*What needs to be done*. Can you give the lines of the entries below as a JSON list of strings, one string per line, starting at the line containing "cell-duration: 00:07:49.929 [405, 95, 505, 109]" and ending at the line containing "dialog-window: Import Audio"? Leave out any blank lines.
— START OF Data section —
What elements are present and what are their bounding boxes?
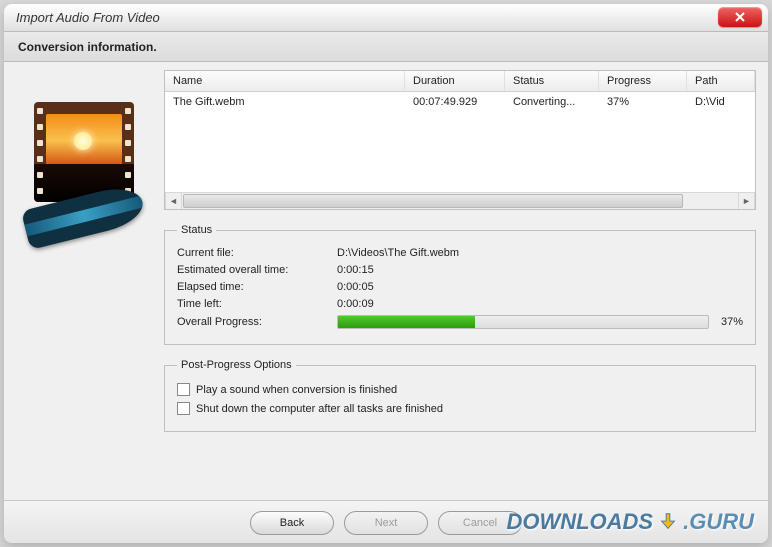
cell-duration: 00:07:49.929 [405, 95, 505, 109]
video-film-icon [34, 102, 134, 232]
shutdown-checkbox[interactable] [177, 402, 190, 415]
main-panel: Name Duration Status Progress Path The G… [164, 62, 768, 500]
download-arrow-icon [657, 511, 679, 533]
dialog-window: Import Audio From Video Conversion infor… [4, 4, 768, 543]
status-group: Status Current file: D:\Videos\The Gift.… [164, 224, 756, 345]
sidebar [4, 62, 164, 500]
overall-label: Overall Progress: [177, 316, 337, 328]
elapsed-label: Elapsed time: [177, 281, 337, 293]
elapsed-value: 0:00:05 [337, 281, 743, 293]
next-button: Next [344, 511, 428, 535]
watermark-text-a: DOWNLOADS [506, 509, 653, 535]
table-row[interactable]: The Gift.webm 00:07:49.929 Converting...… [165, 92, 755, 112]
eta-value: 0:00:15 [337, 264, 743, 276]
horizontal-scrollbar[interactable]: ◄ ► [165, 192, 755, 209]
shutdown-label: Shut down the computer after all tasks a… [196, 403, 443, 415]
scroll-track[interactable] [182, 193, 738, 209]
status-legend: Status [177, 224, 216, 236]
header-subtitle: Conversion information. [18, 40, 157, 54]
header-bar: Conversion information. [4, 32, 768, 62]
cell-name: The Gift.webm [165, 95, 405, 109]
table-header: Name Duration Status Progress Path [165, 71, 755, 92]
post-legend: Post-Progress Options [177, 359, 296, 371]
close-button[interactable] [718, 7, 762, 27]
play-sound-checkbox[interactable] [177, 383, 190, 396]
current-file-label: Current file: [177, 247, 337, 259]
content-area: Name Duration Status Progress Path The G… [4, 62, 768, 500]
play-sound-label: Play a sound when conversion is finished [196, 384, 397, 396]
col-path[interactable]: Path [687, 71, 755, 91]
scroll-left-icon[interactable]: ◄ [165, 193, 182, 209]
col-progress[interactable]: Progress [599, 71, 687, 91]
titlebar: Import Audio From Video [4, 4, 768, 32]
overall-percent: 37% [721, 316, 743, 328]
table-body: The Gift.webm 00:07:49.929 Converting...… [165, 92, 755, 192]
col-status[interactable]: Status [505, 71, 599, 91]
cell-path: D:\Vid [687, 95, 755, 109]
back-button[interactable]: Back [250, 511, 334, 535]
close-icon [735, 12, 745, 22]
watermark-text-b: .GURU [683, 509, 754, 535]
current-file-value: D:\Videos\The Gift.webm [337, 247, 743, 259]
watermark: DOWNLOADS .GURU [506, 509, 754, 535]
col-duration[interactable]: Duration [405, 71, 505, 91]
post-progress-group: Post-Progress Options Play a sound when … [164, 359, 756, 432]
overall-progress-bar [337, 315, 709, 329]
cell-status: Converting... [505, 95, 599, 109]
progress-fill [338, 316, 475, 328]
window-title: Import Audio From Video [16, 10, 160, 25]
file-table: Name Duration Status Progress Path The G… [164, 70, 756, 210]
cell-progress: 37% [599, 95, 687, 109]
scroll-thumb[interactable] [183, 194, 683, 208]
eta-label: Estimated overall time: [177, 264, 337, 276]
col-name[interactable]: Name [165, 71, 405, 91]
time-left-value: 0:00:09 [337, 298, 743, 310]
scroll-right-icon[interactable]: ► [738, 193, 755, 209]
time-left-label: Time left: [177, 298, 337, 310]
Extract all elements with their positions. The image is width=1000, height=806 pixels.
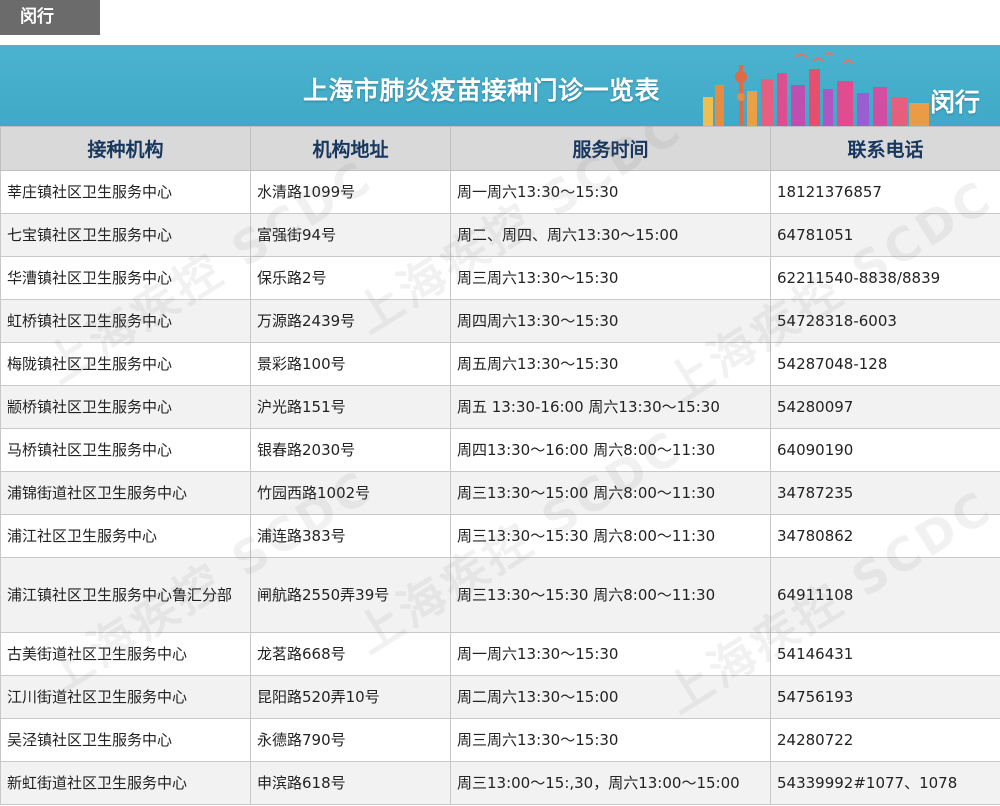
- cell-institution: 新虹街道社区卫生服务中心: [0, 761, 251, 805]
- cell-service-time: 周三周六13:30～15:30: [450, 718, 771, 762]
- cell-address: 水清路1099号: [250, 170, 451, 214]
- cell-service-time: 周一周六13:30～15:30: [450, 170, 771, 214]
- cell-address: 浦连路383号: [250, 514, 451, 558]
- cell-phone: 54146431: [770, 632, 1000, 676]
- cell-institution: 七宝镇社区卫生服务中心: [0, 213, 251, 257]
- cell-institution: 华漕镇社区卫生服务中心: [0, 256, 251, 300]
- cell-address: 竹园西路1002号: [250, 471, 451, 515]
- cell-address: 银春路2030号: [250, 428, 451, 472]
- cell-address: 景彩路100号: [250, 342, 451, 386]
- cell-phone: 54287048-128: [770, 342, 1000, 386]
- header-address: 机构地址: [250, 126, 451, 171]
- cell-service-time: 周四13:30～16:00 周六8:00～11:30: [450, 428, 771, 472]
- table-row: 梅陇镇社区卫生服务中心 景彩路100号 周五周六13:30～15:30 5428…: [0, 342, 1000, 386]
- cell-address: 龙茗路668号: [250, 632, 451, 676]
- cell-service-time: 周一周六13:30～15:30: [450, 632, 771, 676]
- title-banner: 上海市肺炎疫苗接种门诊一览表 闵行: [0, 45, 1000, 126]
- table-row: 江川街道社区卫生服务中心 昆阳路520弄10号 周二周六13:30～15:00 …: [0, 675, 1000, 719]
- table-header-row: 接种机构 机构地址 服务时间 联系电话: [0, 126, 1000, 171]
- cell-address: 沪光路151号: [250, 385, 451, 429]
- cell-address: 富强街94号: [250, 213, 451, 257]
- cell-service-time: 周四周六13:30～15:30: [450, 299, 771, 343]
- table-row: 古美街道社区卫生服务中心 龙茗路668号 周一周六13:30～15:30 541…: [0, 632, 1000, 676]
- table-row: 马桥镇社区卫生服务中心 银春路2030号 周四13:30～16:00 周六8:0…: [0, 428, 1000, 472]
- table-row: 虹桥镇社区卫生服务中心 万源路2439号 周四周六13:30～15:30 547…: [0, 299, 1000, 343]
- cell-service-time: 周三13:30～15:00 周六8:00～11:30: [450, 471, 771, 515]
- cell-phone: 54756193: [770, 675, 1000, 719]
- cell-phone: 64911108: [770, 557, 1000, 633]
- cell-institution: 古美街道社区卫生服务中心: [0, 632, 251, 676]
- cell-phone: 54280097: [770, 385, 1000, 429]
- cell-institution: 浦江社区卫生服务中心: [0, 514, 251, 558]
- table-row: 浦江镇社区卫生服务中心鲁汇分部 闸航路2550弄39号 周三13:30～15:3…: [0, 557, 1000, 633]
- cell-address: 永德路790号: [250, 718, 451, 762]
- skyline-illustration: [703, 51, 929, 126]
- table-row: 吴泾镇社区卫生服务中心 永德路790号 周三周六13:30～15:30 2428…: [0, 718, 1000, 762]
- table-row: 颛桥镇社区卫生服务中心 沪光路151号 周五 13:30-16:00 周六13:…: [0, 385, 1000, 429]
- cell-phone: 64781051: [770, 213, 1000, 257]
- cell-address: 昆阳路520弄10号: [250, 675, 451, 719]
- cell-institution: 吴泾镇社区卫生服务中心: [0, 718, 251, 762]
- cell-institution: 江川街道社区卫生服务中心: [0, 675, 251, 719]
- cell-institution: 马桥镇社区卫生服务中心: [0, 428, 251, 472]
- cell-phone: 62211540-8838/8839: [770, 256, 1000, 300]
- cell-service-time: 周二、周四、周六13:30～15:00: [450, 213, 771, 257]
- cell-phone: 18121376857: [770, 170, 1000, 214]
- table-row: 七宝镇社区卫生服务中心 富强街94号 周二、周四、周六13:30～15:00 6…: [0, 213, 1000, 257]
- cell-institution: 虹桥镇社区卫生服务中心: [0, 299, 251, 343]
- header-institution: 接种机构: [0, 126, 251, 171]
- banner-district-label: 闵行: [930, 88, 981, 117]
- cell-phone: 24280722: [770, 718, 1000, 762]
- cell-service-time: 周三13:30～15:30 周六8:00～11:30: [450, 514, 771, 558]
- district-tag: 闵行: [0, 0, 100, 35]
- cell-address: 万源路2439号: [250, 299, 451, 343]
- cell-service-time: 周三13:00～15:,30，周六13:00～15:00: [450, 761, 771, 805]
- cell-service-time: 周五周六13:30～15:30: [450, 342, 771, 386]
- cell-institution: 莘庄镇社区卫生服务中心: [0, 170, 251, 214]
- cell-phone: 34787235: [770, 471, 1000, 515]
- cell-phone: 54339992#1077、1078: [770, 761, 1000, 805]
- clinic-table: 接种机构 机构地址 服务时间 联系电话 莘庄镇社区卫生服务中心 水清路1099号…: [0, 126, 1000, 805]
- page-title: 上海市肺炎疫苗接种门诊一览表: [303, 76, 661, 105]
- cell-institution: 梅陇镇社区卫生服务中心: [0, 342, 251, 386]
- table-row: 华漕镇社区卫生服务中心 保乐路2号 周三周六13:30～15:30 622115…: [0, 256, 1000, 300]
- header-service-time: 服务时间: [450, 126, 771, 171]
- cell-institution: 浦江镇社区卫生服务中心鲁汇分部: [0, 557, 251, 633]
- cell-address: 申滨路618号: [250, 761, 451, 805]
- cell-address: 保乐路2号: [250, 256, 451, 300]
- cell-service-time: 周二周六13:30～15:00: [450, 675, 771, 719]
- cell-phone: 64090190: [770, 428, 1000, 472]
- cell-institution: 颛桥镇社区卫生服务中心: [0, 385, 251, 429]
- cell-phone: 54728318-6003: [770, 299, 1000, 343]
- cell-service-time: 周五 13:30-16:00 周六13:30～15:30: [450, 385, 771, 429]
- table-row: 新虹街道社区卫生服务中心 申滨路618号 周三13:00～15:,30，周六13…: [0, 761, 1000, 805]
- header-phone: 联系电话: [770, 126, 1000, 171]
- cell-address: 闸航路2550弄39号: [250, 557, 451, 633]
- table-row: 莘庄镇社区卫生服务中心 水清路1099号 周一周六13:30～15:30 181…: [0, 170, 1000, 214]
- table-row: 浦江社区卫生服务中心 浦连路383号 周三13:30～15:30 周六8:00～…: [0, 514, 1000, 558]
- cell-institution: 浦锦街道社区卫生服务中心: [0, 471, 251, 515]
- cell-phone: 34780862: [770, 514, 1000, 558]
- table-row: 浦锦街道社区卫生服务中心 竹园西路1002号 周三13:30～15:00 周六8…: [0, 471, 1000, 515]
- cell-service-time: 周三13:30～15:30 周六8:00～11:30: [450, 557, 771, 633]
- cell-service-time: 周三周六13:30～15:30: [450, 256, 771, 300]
— END OF Data section —
*Solved problem*.
[
  "cell-duration: 00:07:49.929 [405, 95, 505, 109]",
  "video-film-icon [34, 102, 134, 232]",
  "shutdown-checkbox[interactable] [177, 402, 190, 415]",
  "main-panel: Name Duration Status Progress Path The G… [164, 62, 768, 500]",
  "download-arrow-icon [657, 511, 679, 533]",
  "dialog-window: Import Audio From Video Conversion infor… [4, 4, 768, 543]"
]